Given request ▸ Search the records for the word "page" and pick out every line that has it.

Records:

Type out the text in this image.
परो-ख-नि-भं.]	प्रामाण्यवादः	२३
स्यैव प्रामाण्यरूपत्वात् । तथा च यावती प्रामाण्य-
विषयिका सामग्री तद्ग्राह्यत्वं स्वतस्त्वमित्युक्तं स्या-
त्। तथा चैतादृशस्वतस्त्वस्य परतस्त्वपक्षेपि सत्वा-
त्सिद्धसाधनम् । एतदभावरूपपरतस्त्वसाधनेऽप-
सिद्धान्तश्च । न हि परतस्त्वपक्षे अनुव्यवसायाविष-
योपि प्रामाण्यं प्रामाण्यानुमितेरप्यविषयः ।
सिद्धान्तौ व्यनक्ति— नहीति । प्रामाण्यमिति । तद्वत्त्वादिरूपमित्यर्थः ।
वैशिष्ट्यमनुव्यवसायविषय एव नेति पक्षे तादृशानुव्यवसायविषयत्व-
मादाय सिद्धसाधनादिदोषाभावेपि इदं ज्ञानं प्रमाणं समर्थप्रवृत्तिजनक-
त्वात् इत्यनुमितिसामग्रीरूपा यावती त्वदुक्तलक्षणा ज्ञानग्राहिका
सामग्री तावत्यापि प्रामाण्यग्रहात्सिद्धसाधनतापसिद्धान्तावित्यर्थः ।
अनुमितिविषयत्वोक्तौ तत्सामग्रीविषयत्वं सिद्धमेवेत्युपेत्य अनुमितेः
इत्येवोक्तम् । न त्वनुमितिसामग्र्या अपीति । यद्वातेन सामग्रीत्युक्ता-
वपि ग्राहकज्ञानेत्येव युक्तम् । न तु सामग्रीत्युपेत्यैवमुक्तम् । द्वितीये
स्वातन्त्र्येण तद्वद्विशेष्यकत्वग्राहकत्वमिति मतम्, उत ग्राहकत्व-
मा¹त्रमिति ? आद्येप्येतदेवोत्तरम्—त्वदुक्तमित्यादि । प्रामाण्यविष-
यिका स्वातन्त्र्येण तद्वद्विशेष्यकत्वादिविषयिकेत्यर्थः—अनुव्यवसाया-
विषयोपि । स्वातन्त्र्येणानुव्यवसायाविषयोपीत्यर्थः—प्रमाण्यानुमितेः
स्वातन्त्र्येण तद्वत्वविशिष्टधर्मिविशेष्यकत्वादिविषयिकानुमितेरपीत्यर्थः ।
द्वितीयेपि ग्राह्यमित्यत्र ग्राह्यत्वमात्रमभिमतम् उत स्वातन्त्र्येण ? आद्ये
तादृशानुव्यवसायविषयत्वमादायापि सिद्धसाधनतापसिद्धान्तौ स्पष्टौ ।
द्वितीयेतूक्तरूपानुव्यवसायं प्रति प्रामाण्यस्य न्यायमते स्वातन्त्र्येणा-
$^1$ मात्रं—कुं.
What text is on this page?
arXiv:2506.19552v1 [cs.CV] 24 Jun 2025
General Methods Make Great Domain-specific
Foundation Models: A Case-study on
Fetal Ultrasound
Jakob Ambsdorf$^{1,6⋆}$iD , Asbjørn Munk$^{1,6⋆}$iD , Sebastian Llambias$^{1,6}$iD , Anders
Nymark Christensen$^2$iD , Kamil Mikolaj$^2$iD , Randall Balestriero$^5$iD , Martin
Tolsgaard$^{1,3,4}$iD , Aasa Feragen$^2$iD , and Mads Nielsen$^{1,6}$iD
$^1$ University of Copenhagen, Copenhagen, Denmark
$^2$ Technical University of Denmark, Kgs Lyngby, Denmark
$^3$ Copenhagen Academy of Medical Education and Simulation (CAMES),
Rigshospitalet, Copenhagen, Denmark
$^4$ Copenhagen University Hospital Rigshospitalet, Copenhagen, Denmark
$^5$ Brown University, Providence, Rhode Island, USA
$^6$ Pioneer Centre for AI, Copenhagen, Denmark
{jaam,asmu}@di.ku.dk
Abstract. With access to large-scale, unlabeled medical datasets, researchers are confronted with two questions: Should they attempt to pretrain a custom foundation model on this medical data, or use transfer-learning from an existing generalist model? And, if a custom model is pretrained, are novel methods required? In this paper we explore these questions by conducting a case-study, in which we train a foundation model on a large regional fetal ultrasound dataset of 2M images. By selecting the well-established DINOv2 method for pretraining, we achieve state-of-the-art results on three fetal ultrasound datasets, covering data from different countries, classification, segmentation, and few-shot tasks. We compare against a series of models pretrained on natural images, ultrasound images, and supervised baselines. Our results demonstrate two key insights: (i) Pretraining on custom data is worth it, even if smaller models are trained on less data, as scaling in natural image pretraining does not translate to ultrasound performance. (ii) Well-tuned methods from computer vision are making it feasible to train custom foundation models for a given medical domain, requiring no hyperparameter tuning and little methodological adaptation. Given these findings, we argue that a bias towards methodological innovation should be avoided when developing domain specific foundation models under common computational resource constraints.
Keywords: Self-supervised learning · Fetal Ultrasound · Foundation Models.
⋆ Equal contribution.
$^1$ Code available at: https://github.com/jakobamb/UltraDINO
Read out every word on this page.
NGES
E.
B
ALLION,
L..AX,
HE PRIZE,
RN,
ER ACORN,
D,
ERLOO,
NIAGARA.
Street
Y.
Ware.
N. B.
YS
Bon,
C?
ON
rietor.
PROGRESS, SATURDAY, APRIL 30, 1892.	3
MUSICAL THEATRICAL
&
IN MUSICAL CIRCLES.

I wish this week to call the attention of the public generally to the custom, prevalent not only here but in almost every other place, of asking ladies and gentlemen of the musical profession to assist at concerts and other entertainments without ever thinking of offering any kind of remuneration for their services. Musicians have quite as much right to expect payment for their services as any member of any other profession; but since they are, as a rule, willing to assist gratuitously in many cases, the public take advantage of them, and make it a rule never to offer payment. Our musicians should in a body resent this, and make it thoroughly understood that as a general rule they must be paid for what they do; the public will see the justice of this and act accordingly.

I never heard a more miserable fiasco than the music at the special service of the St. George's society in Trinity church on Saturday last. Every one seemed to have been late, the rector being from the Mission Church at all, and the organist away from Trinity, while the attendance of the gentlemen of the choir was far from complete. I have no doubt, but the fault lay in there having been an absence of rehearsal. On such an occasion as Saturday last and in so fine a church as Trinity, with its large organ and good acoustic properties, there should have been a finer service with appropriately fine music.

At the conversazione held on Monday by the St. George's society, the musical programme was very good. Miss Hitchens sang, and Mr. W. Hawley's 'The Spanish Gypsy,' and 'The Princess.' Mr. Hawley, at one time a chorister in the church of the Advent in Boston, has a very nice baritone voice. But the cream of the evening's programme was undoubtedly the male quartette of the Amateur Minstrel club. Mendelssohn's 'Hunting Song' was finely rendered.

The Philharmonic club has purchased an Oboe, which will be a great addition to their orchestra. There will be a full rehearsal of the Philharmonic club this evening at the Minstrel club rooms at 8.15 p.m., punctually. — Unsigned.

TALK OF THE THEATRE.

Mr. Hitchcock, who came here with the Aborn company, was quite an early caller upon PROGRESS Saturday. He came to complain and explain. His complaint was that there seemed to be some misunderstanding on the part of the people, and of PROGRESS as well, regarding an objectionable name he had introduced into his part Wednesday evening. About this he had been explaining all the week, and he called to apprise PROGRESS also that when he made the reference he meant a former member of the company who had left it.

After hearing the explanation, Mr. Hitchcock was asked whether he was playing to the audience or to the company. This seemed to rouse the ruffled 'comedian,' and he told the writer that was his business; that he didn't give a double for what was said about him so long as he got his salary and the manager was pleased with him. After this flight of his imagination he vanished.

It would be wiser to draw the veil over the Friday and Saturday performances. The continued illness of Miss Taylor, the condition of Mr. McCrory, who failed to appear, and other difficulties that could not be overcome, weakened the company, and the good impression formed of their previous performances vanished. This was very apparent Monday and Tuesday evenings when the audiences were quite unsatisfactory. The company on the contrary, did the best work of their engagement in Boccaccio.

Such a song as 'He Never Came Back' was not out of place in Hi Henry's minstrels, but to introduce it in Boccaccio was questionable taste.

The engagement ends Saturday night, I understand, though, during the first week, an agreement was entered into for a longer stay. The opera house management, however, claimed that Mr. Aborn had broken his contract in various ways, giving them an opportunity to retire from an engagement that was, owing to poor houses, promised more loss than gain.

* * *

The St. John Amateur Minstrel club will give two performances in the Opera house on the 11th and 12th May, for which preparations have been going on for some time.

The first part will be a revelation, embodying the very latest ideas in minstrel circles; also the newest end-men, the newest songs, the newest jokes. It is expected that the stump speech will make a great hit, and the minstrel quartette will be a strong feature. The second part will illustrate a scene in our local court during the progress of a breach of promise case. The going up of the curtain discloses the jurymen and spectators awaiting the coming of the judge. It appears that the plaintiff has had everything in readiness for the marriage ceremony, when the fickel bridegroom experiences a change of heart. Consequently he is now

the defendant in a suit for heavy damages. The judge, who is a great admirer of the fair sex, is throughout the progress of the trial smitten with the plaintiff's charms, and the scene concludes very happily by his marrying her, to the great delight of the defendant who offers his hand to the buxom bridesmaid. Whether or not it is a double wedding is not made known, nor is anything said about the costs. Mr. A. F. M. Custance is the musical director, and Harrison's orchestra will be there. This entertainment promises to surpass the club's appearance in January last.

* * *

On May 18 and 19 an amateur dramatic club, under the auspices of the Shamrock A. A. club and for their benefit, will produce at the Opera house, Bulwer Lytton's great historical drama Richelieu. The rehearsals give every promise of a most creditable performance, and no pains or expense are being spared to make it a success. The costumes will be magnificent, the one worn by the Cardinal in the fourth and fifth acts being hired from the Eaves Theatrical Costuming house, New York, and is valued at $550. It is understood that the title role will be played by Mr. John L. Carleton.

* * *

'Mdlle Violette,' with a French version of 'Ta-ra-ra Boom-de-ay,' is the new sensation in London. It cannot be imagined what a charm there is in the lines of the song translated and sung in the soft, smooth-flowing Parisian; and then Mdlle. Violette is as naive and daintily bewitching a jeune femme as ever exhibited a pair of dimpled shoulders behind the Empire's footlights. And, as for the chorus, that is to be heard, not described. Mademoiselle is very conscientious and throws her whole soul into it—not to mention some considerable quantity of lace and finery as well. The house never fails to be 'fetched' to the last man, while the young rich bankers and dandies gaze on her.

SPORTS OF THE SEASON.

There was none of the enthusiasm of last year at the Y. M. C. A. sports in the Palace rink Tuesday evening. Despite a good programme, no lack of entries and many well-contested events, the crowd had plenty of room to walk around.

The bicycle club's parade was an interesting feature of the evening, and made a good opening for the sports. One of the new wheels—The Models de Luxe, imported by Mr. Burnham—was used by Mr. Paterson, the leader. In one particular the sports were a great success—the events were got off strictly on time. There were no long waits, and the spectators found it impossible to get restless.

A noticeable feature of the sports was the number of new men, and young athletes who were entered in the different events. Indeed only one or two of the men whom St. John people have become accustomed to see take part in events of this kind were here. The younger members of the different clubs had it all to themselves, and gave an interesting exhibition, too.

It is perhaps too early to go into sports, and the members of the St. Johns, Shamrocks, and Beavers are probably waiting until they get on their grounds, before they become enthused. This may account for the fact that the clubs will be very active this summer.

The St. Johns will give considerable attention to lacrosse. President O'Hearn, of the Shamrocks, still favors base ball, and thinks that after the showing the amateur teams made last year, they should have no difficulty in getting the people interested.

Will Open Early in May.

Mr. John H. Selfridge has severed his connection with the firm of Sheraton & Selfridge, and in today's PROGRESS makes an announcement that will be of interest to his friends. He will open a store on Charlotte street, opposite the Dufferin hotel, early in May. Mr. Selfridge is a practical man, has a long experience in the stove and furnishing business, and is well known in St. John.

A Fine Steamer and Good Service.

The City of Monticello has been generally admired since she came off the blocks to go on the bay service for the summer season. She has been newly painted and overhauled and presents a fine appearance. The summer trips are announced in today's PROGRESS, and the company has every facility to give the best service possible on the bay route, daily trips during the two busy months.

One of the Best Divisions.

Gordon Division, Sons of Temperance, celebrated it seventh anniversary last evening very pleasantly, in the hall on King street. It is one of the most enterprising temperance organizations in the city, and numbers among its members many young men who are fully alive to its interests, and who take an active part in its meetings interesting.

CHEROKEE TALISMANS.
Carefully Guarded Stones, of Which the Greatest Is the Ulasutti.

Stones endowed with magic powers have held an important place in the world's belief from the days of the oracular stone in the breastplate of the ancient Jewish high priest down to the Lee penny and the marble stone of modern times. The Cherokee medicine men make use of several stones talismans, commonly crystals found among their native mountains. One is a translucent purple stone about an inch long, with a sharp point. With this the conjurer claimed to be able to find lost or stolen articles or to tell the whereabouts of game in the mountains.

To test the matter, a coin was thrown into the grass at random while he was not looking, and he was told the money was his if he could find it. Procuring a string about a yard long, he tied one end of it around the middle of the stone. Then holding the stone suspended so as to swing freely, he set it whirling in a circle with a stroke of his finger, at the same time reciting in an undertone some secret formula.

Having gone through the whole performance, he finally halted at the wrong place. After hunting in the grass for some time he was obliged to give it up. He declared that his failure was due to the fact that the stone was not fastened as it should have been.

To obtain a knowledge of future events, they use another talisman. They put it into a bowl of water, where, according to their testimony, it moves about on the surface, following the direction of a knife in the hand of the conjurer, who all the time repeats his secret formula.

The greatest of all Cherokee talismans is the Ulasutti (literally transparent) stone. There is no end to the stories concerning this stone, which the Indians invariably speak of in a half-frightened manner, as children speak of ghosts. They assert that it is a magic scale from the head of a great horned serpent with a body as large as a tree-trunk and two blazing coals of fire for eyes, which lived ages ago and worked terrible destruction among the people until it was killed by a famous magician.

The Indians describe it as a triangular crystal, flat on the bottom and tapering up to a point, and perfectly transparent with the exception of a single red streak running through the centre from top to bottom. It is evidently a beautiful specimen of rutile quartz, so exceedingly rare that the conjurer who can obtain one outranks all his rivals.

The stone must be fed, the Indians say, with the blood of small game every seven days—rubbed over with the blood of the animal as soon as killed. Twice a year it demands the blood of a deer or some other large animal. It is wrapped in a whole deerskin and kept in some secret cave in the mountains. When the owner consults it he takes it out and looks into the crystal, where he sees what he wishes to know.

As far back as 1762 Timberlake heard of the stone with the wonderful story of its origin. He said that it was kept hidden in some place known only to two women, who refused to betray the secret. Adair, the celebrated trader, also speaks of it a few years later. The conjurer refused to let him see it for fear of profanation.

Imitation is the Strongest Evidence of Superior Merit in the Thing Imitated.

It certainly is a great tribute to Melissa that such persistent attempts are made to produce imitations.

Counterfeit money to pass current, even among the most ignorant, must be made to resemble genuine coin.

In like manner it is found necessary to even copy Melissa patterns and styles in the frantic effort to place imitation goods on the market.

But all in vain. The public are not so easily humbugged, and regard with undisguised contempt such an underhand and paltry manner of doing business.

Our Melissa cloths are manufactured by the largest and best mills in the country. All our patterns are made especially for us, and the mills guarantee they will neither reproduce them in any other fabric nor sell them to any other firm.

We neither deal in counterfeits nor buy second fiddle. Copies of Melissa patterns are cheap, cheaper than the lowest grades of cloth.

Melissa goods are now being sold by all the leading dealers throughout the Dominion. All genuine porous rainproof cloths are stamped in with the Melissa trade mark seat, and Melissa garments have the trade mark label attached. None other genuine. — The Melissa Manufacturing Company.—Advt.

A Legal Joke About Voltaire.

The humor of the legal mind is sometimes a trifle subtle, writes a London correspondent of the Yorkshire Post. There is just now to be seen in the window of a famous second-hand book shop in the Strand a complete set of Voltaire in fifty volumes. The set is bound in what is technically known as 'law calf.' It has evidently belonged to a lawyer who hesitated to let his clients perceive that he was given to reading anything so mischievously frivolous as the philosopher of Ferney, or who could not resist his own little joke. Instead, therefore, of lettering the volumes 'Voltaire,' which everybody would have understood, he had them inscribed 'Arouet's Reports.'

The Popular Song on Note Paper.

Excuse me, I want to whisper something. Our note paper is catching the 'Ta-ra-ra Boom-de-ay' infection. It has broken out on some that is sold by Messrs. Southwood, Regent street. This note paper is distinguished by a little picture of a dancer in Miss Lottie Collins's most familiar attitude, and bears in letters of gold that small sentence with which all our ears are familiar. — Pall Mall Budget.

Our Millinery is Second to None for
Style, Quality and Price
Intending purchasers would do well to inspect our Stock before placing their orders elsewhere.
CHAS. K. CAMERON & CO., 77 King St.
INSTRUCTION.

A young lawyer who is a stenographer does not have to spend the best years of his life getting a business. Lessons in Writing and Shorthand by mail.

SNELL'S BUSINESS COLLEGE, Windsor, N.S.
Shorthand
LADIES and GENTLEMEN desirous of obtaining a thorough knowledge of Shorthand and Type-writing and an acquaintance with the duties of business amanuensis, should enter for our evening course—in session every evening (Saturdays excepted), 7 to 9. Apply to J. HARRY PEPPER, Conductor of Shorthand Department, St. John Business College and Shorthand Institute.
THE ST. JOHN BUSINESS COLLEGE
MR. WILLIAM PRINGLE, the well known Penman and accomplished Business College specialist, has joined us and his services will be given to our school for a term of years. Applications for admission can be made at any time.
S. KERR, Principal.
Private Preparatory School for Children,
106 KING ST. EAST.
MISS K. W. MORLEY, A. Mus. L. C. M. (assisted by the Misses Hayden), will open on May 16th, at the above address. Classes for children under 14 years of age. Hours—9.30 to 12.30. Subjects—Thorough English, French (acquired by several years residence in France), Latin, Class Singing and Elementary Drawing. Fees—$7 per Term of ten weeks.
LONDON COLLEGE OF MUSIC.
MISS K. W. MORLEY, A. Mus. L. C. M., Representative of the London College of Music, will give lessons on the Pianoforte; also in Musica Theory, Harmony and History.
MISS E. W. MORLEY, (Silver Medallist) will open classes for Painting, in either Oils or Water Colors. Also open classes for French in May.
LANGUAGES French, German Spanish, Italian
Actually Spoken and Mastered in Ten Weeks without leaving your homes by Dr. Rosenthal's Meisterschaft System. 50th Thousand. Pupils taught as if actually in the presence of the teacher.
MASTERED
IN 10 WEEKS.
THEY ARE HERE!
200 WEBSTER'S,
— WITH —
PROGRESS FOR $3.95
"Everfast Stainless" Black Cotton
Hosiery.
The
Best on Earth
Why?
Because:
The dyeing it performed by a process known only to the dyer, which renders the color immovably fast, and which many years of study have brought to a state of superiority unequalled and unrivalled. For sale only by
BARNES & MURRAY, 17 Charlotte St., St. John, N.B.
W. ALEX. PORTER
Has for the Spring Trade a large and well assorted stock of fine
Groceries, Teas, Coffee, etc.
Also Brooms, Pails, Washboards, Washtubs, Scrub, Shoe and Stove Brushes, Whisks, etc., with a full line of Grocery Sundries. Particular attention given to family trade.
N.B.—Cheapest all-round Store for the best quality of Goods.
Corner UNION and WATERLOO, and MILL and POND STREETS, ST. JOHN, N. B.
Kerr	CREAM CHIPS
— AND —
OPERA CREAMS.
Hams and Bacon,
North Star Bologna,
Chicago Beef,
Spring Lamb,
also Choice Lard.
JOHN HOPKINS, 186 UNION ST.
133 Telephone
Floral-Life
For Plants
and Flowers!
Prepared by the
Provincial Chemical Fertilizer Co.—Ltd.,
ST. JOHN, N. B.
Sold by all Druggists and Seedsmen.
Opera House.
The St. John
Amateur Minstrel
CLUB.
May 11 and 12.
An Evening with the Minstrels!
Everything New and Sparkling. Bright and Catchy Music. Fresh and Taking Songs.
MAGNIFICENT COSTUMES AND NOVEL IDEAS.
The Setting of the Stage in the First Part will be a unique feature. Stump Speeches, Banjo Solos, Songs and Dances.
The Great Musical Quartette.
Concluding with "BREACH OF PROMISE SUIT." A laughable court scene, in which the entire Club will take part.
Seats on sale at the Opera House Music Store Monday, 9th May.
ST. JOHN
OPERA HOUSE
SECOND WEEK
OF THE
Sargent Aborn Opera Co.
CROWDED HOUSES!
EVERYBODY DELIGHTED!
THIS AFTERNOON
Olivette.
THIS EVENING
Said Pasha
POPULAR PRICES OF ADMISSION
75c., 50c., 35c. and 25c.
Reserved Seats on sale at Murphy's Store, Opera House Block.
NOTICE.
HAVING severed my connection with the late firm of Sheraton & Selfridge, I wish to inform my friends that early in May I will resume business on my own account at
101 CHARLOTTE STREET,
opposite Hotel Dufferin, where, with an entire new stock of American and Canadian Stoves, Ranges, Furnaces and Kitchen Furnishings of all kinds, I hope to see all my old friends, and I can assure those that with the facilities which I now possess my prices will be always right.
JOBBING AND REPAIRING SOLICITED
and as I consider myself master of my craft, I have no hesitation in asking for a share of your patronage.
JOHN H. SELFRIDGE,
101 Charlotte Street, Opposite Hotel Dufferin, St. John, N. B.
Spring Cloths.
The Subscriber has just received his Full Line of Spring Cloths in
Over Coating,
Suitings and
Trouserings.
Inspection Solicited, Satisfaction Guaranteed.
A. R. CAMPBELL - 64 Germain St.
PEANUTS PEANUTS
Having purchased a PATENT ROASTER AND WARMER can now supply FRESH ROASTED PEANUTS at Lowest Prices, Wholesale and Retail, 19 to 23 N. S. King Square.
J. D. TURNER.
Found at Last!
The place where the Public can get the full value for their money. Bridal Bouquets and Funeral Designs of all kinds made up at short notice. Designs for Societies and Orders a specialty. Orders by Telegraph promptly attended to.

Response ▸
What text is on this page?
Read out every word on this page.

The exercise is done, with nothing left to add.